• Given exercise A
Answer these questions about the Gracanica Roma Quilt text:
(i) Who is the coordinator of PROGRAEK?
(ii) What was Arsida Memeti's occupation?
(iii) In one design, how does a mother conserve water?

─── Document passage

Gracanica Roma Quilt



The quilt artists from Gracanica, Kosovo.

Samantha found her quilters through a long and roundabout route. She began by contacting Igo Rogova, from the Kosova Women’s Network, a long-time AP partner. Igo sent her to a Kosovar organization that works specifically with Roma – the Network of Roma, Ashkali, and Egyptian Women’s Organizations of Kosovo (PROGRAEK) in Prishtina. Shpresa, the coordinator of PROGRAEK, put Samantha in touch with two community groups – the Voice of Roma, which works from the village of Pleotce near Gracanica, and Iniciativa 6, an advocate for the rights of young Roma in the town of Prizren. Helped by some formidable Roma networking, Samantha had finally her quilting partners.

Hisen Gasnjani, the coordinator of Voice of Roma, organized the first of the two quilts from his home village of Pleotce. Hisen began by contacting two close friends, Farija Mehmeti (photo), a Roma artist, and Arsida Memeti, a seamstress. He then signed up four more friends who had no experience of embroidery or art but were anxious to learn. Farija the artist, then took over. It was unusual to find a Roma artist, as Samantha noted in one of her blogs. Farija was the exception. Her water colors had been exhibited and sold. As a result, the others members of the group deferred to her, and she helped them to outline their designs.

Farija was passionate about traditional Roma life, and this is reflected in the designs. Farija would work quietly during meetings, producing beautiful drawings of Roma women washing their babies and sweeping their yards. Most of these activities were commonplace, but some depicted traditional customs, like outdoor baking, which were slowly disappearing, or techniques like the crocheting known as tentene. For Samantha, most of these designs showed how Roma women “try to beautify the mundane.” Roma houses, she pointed out “are kept very clean and (like many Roma women themselves) are covered with decoration – flowers, bright colors. They venerate tradition even as they point out the hardship of everyday Roma life.”

Farjia Mehmeti (right) a skilled local artist, helped other quilters design their squares for the Gracanica Roma Quilt.

These bright designs also reflect the poverty of Roma life. One design shows a mother conserving water by bathing her child in the same water used to wash dishes. Another shows a woman carrying a heavy load of firewood. The most poignant tile appears to depict a Roma wedding, which is central to Roma culture. Looked at more closely, it carries a stinging message. Adrijana, who is something of a Roma advocate, wanted to expose the tradition that calls for Roma brides to be virgins on their marriage night.

──────
─── Extracted material

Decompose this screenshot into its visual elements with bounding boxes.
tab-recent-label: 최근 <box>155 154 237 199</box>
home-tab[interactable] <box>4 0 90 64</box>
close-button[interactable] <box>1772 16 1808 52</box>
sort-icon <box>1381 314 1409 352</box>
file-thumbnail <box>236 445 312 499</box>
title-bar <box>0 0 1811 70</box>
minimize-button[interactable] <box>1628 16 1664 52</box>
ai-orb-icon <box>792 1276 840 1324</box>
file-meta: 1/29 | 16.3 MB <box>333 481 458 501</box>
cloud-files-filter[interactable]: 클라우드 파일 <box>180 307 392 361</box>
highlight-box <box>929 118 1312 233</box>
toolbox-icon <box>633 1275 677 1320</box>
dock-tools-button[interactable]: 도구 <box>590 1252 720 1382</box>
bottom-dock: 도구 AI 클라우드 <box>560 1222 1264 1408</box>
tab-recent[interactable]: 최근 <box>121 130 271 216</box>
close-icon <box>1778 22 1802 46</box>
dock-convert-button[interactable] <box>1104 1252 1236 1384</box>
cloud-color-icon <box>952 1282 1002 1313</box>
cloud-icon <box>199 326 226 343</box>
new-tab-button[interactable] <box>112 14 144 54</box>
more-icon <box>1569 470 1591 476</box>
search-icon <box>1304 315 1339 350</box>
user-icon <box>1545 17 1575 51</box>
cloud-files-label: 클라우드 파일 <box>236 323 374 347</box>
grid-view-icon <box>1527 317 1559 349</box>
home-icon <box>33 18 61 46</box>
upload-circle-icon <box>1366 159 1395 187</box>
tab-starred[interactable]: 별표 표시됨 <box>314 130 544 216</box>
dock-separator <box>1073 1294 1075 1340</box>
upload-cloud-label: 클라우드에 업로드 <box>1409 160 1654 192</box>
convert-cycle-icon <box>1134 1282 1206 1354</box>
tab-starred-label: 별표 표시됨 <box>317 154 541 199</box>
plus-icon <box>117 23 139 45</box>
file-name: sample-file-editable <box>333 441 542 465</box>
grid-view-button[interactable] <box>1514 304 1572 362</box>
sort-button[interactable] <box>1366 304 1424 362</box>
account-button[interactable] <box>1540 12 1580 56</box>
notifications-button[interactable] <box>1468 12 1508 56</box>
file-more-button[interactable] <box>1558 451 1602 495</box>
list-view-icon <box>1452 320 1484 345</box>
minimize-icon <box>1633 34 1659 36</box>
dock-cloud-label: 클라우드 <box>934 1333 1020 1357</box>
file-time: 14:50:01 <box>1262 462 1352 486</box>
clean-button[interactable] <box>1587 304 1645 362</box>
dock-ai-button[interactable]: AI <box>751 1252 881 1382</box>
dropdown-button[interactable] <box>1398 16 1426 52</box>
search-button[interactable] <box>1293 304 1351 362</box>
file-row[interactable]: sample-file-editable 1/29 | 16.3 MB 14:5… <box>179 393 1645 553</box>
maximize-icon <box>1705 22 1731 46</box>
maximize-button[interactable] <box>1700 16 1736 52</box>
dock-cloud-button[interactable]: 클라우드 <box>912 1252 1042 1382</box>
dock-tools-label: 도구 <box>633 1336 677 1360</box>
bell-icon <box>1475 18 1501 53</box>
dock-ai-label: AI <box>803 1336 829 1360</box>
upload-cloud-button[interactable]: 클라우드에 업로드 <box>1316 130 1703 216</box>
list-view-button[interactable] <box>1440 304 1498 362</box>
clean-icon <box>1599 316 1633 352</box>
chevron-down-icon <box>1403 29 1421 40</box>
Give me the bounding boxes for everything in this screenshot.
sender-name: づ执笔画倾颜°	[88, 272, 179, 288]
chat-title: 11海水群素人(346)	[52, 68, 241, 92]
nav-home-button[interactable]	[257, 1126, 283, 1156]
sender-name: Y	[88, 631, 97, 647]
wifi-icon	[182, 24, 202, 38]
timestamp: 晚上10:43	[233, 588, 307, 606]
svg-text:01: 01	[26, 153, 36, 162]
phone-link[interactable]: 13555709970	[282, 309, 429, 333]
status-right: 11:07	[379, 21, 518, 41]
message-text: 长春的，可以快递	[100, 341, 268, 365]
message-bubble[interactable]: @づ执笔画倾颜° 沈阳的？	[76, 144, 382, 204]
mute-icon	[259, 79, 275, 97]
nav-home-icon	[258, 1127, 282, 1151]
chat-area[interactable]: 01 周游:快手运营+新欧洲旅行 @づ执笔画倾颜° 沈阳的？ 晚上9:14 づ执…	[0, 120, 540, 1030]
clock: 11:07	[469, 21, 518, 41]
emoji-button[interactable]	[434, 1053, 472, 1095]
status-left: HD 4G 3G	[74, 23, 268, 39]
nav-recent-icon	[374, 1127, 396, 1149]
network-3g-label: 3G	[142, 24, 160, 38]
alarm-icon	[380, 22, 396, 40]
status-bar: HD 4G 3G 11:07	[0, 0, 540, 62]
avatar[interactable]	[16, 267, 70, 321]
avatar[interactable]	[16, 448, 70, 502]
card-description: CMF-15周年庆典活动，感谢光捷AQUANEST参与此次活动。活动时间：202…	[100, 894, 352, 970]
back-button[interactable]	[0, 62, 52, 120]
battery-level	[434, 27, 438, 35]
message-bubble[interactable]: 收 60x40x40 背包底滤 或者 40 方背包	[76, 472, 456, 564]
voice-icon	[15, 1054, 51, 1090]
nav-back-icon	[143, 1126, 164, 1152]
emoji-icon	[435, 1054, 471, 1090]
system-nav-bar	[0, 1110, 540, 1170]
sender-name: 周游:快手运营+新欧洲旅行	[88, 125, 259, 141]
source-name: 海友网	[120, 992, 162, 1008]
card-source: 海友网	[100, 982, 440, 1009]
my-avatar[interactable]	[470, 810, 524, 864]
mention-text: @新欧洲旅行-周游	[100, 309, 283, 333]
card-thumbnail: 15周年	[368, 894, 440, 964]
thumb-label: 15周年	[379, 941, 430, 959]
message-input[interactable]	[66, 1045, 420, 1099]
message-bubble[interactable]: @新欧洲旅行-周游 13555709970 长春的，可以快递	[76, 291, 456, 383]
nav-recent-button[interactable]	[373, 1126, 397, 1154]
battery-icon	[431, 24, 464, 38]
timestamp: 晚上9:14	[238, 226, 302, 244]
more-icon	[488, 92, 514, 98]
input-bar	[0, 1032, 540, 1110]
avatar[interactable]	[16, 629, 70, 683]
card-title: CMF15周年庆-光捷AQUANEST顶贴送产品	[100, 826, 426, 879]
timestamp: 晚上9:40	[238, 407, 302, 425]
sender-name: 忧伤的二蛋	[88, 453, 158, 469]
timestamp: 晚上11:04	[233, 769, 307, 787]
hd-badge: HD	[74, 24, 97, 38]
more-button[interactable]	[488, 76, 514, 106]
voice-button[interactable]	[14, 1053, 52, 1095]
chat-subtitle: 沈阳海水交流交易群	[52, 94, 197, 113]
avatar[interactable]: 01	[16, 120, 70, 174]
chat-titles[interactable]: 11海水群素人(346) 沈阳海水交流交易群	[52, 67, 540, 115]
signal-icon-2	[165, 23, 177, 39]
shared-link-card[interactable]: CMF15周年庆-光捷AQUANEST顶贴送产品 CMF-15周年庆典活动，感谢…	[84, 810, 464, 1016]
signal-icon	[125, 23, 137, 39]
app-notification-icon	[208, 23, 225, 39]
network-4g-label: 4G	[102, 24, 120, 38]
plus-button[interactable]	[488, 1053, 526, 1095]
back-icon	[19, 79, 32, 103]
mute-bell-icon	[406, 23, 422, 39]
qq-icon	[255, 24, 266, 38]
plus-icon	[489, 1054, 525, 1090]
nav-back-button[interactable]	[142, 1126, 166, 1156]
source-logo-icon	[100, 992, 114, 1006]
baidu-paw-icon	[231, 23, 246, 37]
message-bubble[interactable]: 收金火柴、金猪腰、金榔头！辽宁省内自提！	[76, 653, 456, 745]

──────

• Given exercise B
Could you copy the entries word for word, from their first line through the line containing "cloud-icon <box>199 326 226 343</box>", including both of those lines?

• Worked solution A
(i) Shpresa
(ii) She was a seamstress.
(iii) She bathes her child in the same water used to wash dishes.

• Worked solution B
Decompose this screenshot into its visual elements with bounding boxes.
tab-recent-label: 최근 <box>155 154 237 199</box>
home-tab[interactable] <box>4 0 90 64</box>
close-button[interactable] <box>1772 16 1808 52</box>
sort-icon <box>1381 314 1409 352</box>
file-thumbnail <box>236 445 312 499</box>
title-bar <box>0 0 1811 70</box>
minimize-button[interactable] <box>1628 16 1664 52</box>
ai-orb-icon <box>792 1276 840 1324</box>
file-meta: 1/29 | 16.3 MB <box>333 481 458 501</box>
cloud-files-filter[interactable]: 클라우드 파일 <box>180 307 392 361</box>
highlight-box <box>929 118 1312 233</box>
toolbox-icon <box>633 1275 677 1320</box>
dock-tools-button[interactable]: 도구 <box>590 1252 720 1382</box>
bottom-dock: 도구 AI 클라우드 <box>560 1222 1264 1408</box>
tab-recent[interactable]: 최근 <box>121 130 271 216</box>
close-icon <box>1778 22 1802 46</box>
dock-convert-button[interactable] <box>1104 1252 1236 1384</box>
cloud-color-icon <box>952 1282 1002 1313</box>
cloud-icon <box>199 326 226 343</box>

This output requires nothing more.